[Excerpts from a layout annotation set]

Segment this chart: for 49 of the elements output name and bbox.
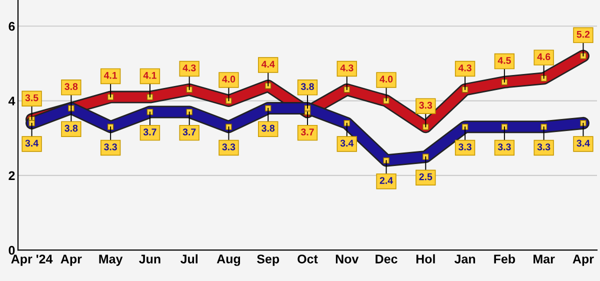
x-tick-label: Sep [257, 254, 280, 266]
data-label: 4.6 [537, 53, 550, 60]
data-label: 4.3 [182, 64, 196, 72]
x-tick-label: Apr [572, 254, 594, 266]
y-tick-label: 0 [8, 246, 15, 255]
y-tick-label: 2 [8, 171, 15, 180]
data-label: 3.7 [300, 128, 314, 136]
data-label: 3.3 [537, 143, 550, 150]
x-tick-label: Feb [494, 254, 516, 264]
data-label: 3.8 [64, 124, 78, 132]
data-label: 3.5 [25, 94, 38, 102]
data-label: 4.3 [340, 64, 354, 72]
y-tick-label: 4 [8, 96, 16, 106]
data-label: 2.5 [419, 173, 432, 180]
data-label: 3.8 [64, 83, 78, 90]
y-tick-label: 6 [8, 22, 15, 31]
x-tick-label: Aug [216, 254, 240, 266]
data-label: 3.4 [576, 140, 590, 147]
x-tick-label: May [99, 254, 123, 266]
data-label: 3.4 [340, 140, 354, 147]
data-label: 3.7 [182, 128, 196, 136]
data-label: 3.8 [300, 83, 314, 90]
x-tick-label: Mar [534, 254, 555, 264]
data-label: 4.0 [380, 76, 393, 83]
data-label: 4.1 [104, 72, 118, 79]
data-label: 3.7 [143, 128, 156, 136]
data-label: 4.5 [498, 57, 511, 64]
data-label: 4.0 [222, 76, 236, 83]
x-tick-label: Oct [298, 254, 318, 264]
x-tick-label: Hol [416, 254, 435, 264]
data-label: 3.8 [262, 124, 275, 132]
data-label: 5.2 [576, 30, 590, 38]
data-label: 4.4 [262, 60, 275, 68]
data-label: 3.4 [25, 140, 38, 147]
x-tick-label: Jan [454, 254, 476, 264]
data-label: 3.3 [104, 143, 117, 150]
data-label: 3.3 [419, 102, 432, 109]
data-label: 4.3 [458, 64, 472, 72]
x-tick-label: Jul [180, 254, 198, 264]
data-label: 3.3 [222, 143, 236, 150]
x-tick-label: Dec [376, 254, 398, 264]
data-label: 2.4 [380, 177, 393, 184]
x-tick-label: Nov [336, 254, 359, 264]
x-tick-label: Apr '24 [11, 254, 53, 266]
data-label: 3.3 [498, 143, 511, 150]
x-tick-label: Jun [139, 254, 160, 264]
x-tick-label: Apr [60, 254, 82, 266]
data-label: 3.3 [458, 143, 472, 150]
data-label: 4.1 [143, 72, 156, 79]
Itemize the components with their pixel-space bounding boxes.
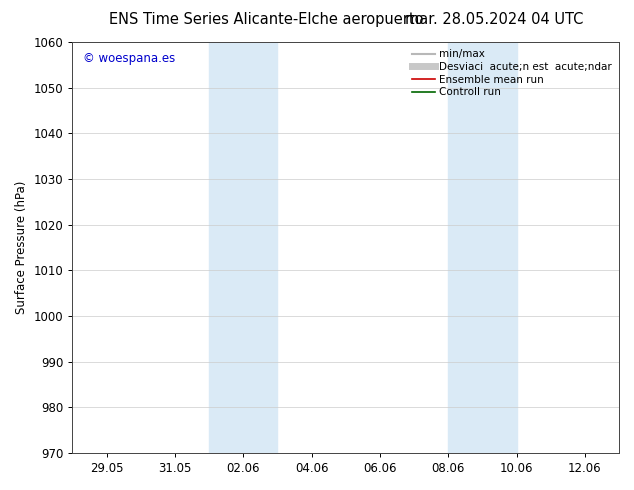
Y-axis label: Surface Pressure (hPa): Surface Pressure (hPa) <box>15 181 28 314</box>
Bar <box>209 42 277 453</box>
Text: mar. 28.05.2024 04 UTC: mar. 28.05.2024 04 UTC <box>405 12 584 27</box>
Bar <box>448 42 517 453</box>
Text: ENS Time Series Alicante-Elche aeropuerto: ENS Time Series Alicante-Elche aeropuert… <box>109 12 424 27</box>
Text: © woespana.es: © woespana.es <box>83 52 176 65</box>
Legend: min/max, Desviaci  acute;n est  acute;ndar, Ensemble mean run, Controll run: min/max, Desviaci acute;n est acute;ndar… <box>410 47 614 99</box>
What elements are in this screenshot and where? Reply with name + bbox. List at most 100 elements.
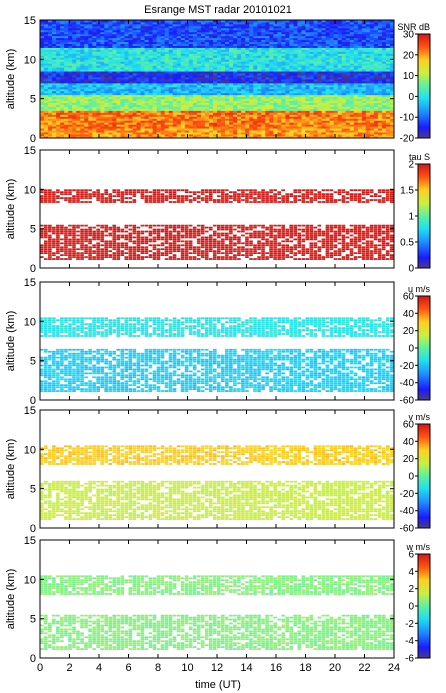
- data-cell: [357, 110, 363, 113]
- data-cell: [76, 27, 81, 31]
- data-cell: [44, 71, 49, 74]
- data-cell: [212, 102, 218, 105]
- data-cell: [44, 63, 49, 66]
- data-cell: [357, 102, 363, 105]
- data-cell: [261, 88, 266, 92]
- data-cell: [128, 118, 133, 121]
- data-cell: [188, 47, 194, 50]
- data-cell: [301, 116, 306, 119]
- data-cell: [104, 90, 109, 94]
- data-cell: [96, 80, 101, 84]
- data-cell: [365, 49, 371, 52]
- data-cell: [200, 75, 206, 78]
- data-cell: [249, 31, 254, 35]
- data-cell: [365, 37, 371, 41]
- data-cell: [233, 63, 238, 66]
- data-cell: [269, 130, 274, 133]
- data-cell: [317, 79, 322, 82]
- data-cell: [208, 41, 214, 44]
- data-cell: [84, 126, 89, 129]
- data-cell: [285, 102, 290, 105]
- data-cell: [265, 118, 270, 121]
- data-cell: [212, 92, 218, 96]
- data-cell: [297, 94, 302, 98]
- data-cell: [108, 124, 113, 127]
- data-cell: [321, 126, 327, 129]
- data-cell: [365, 53, 371, 56]
- data-cell: [124, 71, 129, 74]
- data-cell: [88, 96, 93, 100]
- data-cell: [241, 39, 246, 43]
- data-cell: [68, 92, 73, 96]
- data-cell: [40, 90, 45, 94]
- data-cell: [221, 75, 226, 78]
- data-cell: [168, 39, 174, 43]
- data-cell: [261, 128, 266, 131]
- data-cell: [120, 73, 125, 76]
- data-cell: [172, 39, 178, 43]
- data-cell: [337, 98, 343, 102]
- data-cell: [76, 80, 81, 84]
- data-cell: [144, 98, 150, 102]
- data-cell: [289, 94, 294, 98]
- data-cell: [196, 102, 202, 105]
- data-cell: [164, 45, 170, 48]
- data-cell: [156, 112, 162, 115]
- data-cell: [249, 128, 254, 131]
- data-cell: [309, 84, 314, 88]
- data-cell: [60, 126, 65, 129]
- data-cell: [64, 25, 69, 29]
- data-cell: [389, 65, 395, 68]
- data-cell: [377, 118, 383, 121]
- data-cell: [389, 43, 395, 46]
- data-cell: [265, 45, 270, 48]
- data-cell: [68, 102, 73, 105]
- data-cell: [221, 71, 226, 74]
- data-cell: [140, 45, 145, 48]
- data-cell: [180, 59, 186, 62]
- data-cell: [285, 35, 290, 39]
- data-cell: [261, 47, 266, 50]
- data-cell: [200, 31, 206, 35]
- data-cell: [52, 90, 57, 94]
- data-cell: [273, 27, 278, 31]
- data-cell: [281, 100, 286, 103]
- data-cell: [56, 39, 61, 43]
- data-cell: [257, 63, 262, 66]
- data-cell: [68, 116, 73, 119]
- data-cell: [245, 82, 250, 86]
- data-cell: [381, 84, 387, 88]
- data-cell: [76, 59, 81, 62]
- data-cell: [369, 116, 375, 119]
- data-cell: [152, 116, 158, 119]
- data-cell: [317, 33, 322, 37]
- data-cell: [241, 37, 246, 41]
- data-cell: [305, 90, 310, 94]
- data-cell: [305, 71, 310, 74]
- data-cell: [108, 71, 113, 74]
- data-cell: [184, 100, 190, 103]
- data-cell: [116, 102, 121, 105]
- data-cell: [184, 118, 190, 121]
- data-cell: [365, 128, 371, 131]
- data-cell: [124, 51, 129, 54]
- data-cell: [225, 55, 230, 58]
- data-cell: [136, 77, 141, 80]
- data-cell: [48, 63, 53, 66]
- data-cell: [52, 35, 57, 39]
- data-cell: [104, 88, 109, 92]
- data-cell: [265, 57, 270, 60]
- data-cell: [148, 47, 154, 50]
- data-cell: [301, 112, 306, 115]
- data-cell: [221, 134, 226, 137]
- data-cell: [269, 126, 274, 129]
- data-cell: [297, 90, 302, 94]
- data-cell: [233, 98, 238, 102]
- data-cell: [277, 124, 282, 127]
- data-cell: [293, 25, 298, 29]
- data-cell: [132, 37, 137, 41]
- data-cell: [345, 55, 351, 58]
- data-cell: [76, 45, 81, 48]
- data-cell: [333, 112, 339, 115]
- data-cell: [297, 134, 302, 137]
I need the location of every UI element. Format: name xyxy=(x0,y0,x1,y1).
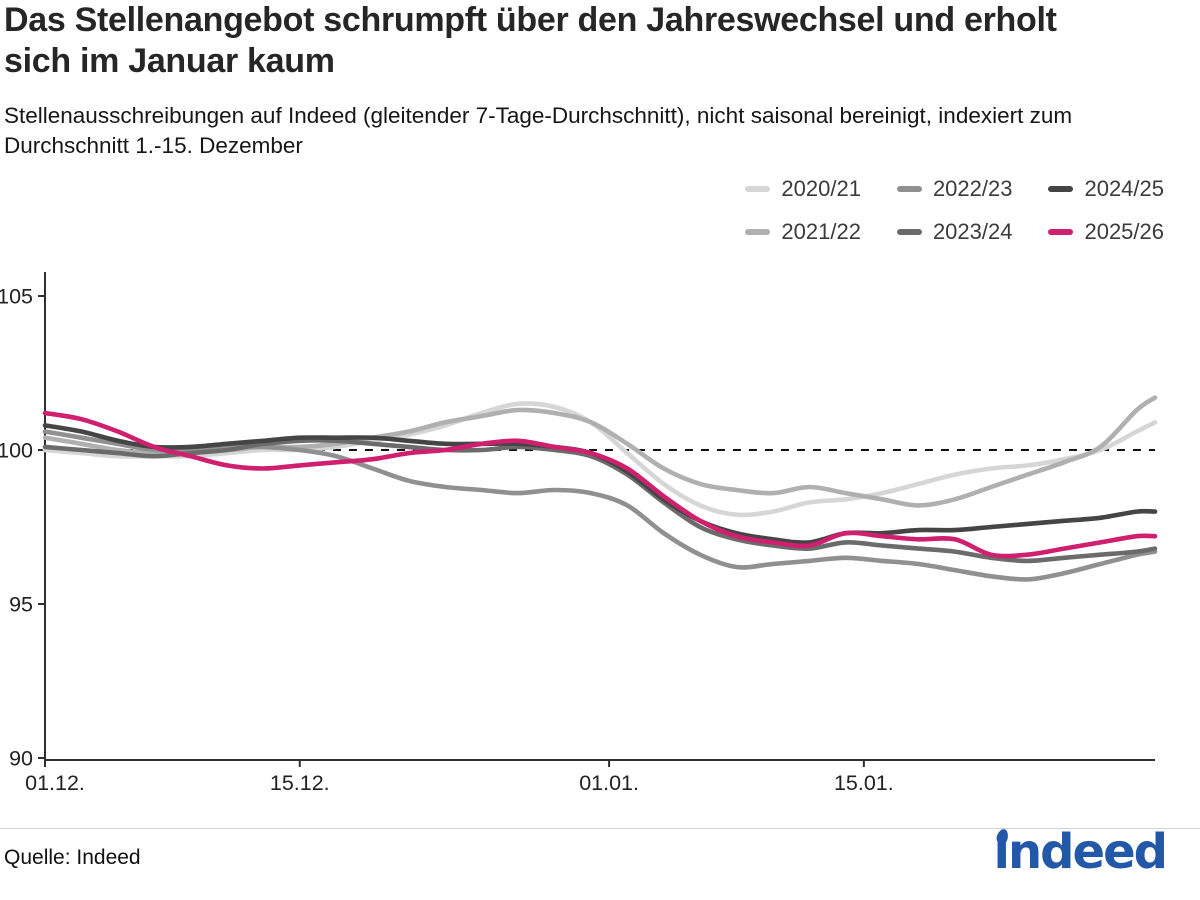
legend-swatch-icon xyxy=(896,186,922,192)
y-tick-label: 100 xyxy=(0,439,33,463)
legend-item-2025-26: 2025/26 xyxy=(1048,219,1164,245)
footer-divider xyxy=(0,828,1200,829)
legend-swatch-icon xyxy=(745,186,771,192)
chart-title: Das Stellenangebot schrumpft über den Ja… xyxy=(4,1,1057,81)
legend-swatch-icon xyxy=(1048,186,1074,192)
legend-item-2024-25: 2024/25 xyxy=(1048,176,1164,202)
legend-item-2022-23: 2022/23 xyxy=(896,176,1013,202)
indeed-logo-text: ındeed xyxy=(993,824,1168,880)
series-line-2023-24 xyxy=(42,438,1158,564)
x-tick-label: 01.12. xyxy=(25,771,85,795)
legend-label: 2020/21 xyxy=(781,176,861,201)
legend-label: 2021/22 xyxy=(781,219,861,244)
series-line-2022-23 xyxy=(42,429,1158,582)
legend-label: 2025/26 xyxy=(1084,219,1164,244)
y-tick-label: 105 xyxy=(0,285,33,309)
y-tick-label: 95 xyxy=(9,593,33,617)
legend-swatch-icon xyxy=(896,229,922,235)
legend-label: 2024/25 xyxy=(1084,176,1164,201)
series-line-2020-21 xyxy=(42,401,1158,518)
source-note: Quelle: Indeed xyxy=(4,846,141,869)
legend-item-2020-21: 2020/21 xyxy=(745,176,861,202)
series-line-2024-25 xyxy=(42,423,1158,545)
y-tick-label: 90 xyxy=(9,747,33,771)
legend-item-2021-22: 2021/22 xyxy=(745,219,861,245)
legend-label: 2023/24 xyxy=(932,219,1013,244)
legend-swatch-icon xyxy=(1048,229,1074,235)
chart-subtitle: Stellenausschreibungen auf Indeed (gleit… xyxy=(4,103,1073,158)
x-tick-label: 15.01. xyxy=(834,771,894,795)
legend-swatch-icon xyxy=(745,229,771,235)
indeed-logo: ındeed xyxy=(993,824,1168,884)
legend-item-2023-24: 2023/24 xyxy=(896,219,1013,245)
series-line-2025-26 xyxy=(42,410,1158,559)
legend-label: 2022/23 xyxy=(932,176,1013,201)
x-tick-label: 01.01. xyxy=(579,771,639,795)
legend: 2020/21 2022/23 2024/25 2021/22 2023/24 2025/… xyxy=(745,176,1164,245)
x-tick-label: 15.12. xyxy=(270,771,330,795)
axis-lines xyxy=(44,272,1155,761)
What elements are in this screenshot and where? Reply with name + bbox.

> **Exercise aim**: Transcribe the lines starting at the one containing "x-tick-label: Sep [257, 254, 280, 266]" and ending at the one containing "data-label: 2.5 [419, 173, 432, 180]", both included, exactly as they appear.

> **Solution below**:
x-tick-label: Sep [257, 254, 280, 266]
data-label: 4.6 [537, 53, 550, 60]
data-label: 4.3 [182, 64, 196, 72]
x-tick-label: Apr [572, 254, 594, 266]
y-tick-label: 0 [8, 246, 15, 255]
y-tick-label: 2 [8, 171, 15, 180]
data-label: 3.7 [300, 128, 314, 136]
data-label: 3.3 [537, 143, 550, 150]
x-tick-label: Feb [494, 254, 516, 264]
data-label: 3.8 [64, 124, 78, 132]
data-label: 3.5 [25, 94, 38, 102]
data-label: 4.3 [340, 64, 354, 72]
y-tick-label: 4 [8, 96, 16, 106]
data-label: 2.5 [419, 173, 432, 180]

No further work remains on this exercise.